'''
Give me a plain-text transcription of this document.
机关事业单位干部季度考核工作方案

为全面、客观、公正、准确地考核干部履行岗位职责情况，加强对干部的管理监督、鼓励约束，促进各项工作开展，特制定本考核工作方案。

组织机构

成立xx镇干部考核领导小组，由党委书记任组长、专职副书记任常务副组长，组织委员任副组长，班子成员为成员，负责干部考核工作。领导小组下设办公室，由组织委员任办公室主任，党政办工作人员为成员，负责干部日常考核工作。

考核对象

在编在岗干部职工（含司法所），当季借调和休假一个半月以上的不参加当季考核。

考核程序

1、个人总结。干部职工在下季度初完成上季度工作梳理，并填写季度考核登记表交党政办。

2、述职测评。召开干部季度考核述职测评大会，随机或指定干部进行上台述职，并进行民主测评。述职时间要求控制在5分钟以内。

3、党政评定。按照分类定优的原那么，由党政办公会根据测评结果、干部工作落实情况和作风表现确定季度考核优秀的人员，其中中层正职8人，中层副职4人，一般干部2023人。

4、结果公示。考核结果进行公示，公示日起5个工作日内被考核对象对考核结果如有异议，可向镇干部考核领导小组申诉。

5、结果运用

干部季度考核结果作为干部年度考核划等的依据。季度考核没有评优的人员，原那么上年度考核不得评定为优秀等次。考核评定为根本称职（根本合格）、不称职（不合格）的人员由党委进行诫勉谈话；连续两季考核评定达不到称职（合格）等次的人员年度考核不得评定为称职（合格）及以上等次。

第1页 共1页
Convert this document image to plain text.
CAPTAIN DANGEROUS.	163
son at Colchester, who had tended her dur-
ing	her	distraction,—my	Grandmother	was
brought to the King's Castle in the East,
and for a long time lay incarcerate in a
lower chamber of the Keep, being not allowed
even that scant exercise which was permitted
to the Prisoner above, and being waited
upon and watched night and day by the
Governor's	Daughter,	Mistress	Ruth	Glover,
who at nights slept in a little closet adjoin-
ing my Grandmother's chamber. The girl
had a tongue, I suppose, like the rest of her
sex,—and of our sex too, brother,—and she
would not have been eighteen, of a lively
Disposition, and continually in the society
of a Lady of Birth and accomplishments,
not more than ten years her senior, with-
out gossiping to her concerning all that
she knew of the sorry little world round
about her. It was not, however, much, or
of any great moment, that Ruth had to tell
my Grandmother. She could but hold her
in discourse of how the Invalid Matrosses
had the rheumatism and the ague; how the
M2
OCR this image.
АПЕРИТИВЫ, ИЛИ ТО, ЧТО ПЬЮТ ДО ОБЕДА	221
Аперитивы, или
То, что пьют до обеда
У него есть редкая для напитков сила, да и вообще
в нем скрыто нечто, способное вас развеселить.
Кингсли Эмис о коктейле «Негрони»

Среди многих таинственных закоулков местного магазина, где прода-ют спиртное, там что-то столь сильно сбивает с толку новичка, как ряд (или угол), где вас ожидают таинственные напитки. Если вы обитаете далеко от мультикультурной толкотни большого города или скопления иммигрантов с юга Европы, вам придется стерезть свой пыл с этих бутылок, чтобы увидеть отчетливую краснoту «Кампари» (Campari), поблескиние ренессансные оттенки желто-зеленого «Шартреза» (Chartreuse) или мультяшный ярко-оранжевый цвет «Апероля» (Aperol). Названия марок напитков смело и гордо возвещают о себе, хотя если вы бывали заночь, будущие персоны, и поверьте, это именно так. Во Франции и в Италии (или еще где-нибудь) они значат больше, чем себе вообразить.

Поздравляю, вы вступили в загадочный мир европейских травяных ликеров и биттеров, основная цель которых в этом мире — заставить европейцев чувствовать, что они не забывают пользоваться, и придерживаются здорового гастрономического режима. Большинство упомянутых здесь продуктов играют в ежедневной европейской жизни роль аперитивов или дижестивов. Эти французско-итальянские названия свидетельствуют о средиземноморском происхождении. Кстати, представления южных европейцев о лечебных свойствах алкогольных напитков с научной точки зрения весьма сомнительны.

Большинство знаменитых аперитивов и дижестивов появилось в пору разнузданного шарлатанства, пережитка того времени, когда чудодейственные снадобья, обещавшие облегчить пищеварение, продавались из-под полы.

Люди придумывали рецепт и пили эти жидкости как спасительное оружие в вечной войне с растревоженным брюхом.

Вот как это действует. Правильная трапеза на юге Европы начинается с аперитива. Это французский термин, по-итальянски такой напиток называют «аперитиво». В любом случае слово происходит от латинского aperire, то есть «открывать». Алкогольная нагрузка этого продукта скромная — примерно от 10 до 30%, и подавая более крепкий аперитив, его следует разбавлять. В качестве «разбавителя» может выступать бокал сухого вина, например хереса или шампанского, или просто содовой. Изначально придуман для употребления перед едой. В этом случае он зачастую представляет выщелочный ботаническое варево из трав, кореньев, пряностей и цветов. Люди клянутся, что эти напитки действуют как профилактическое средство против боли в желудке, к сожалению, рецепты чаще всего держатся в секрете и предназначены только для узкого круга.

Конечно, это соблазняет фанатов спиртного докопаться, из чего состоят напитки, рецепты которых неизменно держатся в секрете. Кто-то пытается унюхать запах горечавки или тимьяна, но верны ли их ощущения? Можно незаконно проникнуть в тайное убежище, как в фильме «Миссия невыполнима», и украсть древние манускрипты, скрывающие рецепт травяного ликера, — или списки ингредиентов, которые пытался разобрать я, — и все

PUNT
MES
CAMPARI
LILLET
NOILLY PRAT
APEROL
'''
● GIVEN EXERCISE:
Show the lines from the data above that contain the string "chamber".

● FINAL ANSWER:
lower chamber of the Keep, being not allowed
ing my Grandmother's chamber. The girl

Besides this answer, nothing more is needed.